start

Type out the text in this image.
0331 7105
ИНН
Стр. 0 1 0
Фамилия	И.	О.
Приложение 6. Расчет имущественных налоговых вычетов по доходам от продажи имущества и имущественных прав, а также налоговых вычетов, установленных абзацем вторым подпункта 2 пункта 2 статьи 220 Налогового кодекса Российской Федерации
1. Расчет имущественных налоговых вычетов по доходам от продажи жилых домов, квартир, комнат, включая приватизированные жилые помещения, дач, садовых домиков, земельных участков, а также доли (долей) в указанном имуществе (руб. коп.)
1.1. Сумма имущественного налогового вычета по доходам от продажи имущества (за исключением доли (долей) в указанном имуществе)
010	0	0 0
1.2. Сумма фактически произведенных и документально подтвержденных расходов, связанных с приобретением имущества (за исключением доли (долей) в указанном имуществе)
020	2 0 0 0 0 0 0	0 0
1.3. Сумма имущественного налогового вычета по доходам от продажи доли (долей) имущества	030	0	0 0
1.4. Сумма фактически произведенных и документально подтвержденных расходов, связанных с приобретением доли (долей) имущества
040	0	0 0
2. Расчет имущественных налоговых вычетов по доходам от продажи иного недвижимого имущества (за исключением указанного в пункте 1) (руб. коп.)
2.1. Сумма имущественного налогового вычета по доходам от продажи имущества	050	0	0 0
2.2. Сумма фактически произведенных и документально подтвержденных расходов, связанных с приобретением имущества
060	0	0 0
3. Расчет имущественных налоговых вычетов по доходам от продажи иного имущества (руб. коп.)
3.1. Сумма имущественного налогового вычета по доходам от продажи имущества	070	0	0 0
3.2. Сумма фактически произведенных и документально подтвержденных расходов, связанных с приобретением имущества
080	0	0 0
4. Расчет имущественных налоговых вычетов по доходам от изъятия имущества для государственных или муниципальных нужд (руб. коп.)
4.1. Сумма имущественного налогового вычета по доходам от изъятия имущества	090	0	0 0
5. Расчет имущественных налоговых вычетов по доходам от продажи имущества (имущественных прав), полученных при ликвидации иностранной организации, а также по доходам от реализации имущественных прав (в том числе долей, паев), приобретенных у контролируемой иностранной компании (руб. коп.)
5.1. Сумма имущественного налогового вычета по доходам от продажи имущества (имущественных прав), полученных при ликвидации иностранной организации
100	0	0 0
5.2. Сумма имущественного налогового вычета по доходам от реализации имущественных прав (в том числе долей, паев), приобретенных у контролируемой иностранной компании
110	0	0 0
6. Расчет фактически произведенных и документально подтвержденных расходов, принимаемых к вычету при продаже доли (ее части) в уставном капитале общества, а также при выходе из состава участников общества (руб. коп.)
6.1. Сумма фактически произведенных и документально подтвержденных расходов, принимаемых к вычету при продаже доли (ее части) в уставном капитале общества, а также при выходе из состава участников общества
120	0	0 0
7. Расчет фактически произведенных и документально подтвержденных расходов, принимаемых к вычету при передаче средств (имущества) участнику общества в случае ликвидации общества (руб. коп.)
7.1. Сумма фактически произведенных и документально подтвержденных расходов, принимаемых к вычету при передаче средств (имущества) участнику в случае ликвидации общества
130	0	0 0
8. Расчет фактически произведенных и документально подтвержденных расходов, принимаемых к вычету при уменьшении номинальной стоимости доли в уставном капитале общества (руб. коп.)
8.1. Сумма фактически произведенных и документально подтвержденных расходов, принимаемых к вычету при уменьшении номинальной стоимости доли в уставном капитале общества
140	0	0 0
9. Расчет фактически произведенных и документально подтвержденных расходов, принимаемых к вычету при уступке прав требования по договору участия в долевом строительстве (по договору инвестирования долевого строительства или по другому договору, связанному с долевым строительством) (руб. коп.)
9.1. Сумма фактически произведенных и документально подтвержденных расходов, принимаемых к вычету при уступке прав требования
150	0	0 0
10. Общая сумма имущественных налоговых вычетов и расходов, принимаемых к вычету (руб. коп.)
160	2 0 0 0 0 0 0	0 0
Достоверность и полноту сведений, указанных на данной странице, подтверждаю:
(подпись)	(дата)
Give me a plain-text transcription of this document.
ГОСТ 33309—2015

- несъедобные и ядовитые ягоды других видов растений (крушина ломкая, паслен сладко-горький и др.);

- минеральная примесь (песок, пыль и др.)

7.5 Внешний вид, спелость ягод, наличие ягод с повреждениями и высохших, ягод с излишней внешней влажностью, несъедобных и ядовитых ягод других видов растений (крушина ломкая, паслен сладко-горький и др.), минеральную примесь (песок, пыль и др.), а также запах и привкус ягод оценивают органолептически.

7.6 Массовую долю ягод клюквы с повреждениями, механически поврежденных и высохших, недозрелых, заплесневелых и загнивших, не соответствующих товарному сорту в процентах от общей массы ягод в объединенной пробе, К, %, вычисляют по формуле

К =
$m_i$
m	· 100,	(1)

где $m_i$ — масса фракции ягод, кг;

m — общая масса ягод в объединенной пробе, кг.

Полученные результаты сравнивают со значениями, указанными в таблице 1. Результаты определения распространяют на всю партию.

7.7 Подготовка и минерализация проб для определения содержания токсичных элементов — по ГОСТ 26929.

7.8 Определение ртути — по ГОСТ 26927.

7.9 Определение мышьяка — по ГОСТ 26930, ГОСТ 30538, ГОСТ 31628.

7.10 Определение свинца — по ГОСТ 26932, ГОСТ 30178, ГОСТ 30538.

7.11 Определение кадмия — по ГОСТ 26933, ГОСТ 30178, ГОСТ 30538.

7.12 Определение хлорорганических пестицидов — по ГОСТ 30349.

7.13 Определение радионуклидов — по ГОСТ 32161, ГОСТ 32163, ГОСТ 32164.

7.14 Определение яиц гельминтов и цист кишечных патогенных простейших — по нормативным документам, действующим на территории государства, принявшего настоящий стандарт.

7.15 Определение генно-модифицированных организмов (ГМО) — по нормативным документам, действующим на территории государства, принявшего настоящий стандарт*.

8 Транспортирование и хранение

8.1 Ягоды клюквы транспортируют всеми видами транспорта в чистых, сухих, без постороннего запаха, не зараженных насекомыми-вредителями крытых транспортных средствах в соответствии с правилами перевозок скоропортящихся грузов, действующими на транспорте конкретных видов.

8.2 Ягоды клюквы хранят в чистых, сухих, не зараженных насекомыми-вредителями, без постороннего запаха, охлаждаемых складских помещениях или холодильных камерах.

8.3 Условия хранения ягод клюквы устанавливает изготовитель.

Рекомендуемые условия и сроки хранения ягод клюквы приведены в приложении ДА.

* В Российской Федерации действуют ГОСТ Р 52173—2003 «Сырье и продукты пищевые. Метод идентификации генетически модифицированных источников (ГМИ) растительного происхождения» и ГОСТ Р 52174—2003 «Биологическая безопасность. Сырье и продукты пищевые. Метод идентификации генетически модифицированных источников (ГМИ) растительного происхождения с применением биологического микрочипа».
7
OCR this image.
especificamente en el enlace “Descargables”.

end

Gather all lines with the string "случае" from the data.

* RESULT FOR THIS EXERCISE
7. Расчет фактически произведенных и документально подтвержденных расходов, принимаемых к вычету при передаче средств (имущества) участнику общества в случае ликвидации общества (руб. коп.)
7.1. Сумма фактически произведенных и документально подтвержденных расходов, принимаемых к вычету при передаче средств (имущества) участнику в случае ликвидации общества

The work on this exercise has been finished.